** begin DATASET RECORDS **
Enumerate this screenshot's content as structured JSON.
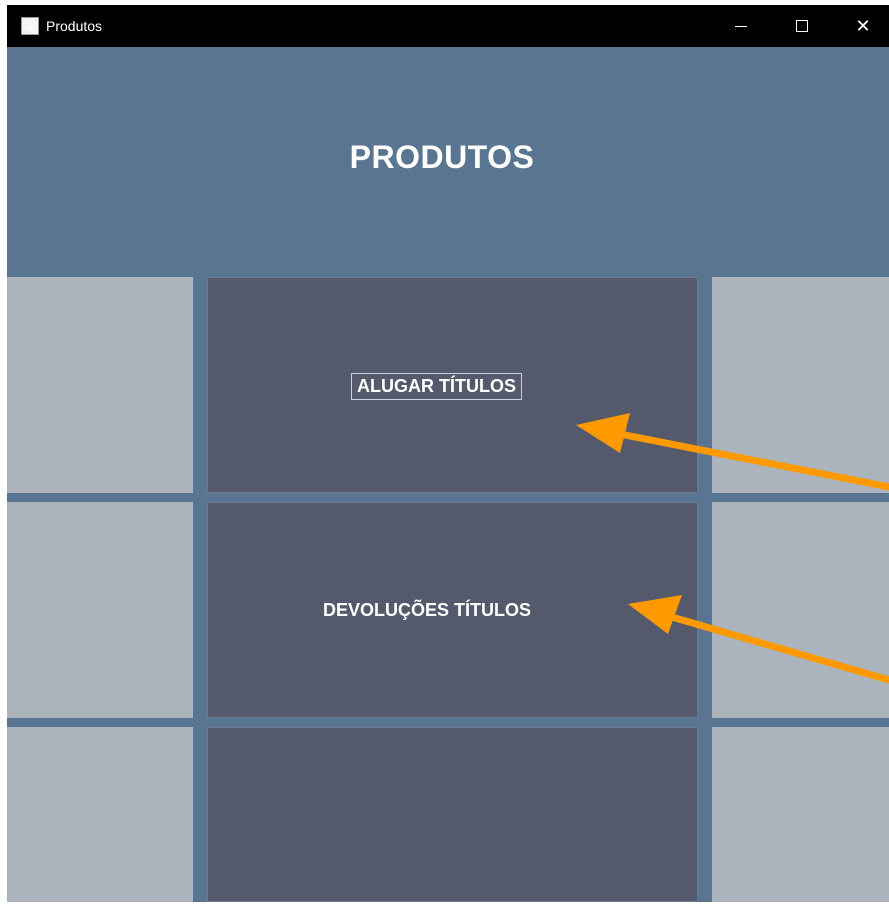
{
  "window": {
    "title": "Produtos",
    "icon": "java-cup-icon",
    "controls": [
      "minimize",
      "maximize",
      "close"
    ]
  },
  "header": {
    "title": "PRODUTOS"
  },
  "menu": {
    "items": [
      {
        "label": "ALUGAR TÍTULOS"
      },
      {
        "label": "DEVOLUÇÕES TÍTULOS"
      },
      {
        "label": ""
      }
    ]
  },
  "colors": {
    "background": "#5a7591",
    "center_tile": "#545a6c",
    "side_tile": "#abb4bd",
    "annotation_arrow": "#ff9900"
  }
}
** end DATASET RECORDS **
## OBJECTIVE
Quote the records above exactly, leaving out any pictures.

## ANSWER FOR THIS EXERCISE
Enumerate this screenshot's content as structured JSON.
{
  "window": {
    "title": "Produtos",
    "icon": "java-cup-icon",
    "controls": [
      "minimize",
      "maximize",
      "close"
    ]
  },
  "header": {
    "title": "PRODUTOS"
  },
  "menu": {
    "items": [
      {
        "label": "ALUGAR TÍTULOS"
      },
      {
        "label": "DEVOLUÇÕES TÍTULOS"
      },
      {
        "label": ""
      }
    ]
  },
  "colors": {
    "background": "#5a7591",
    "center_tile": "#545a6c",
    "side_tile": "#abb4bd",
    "annotation_arrow": "#ff9900"
  }
}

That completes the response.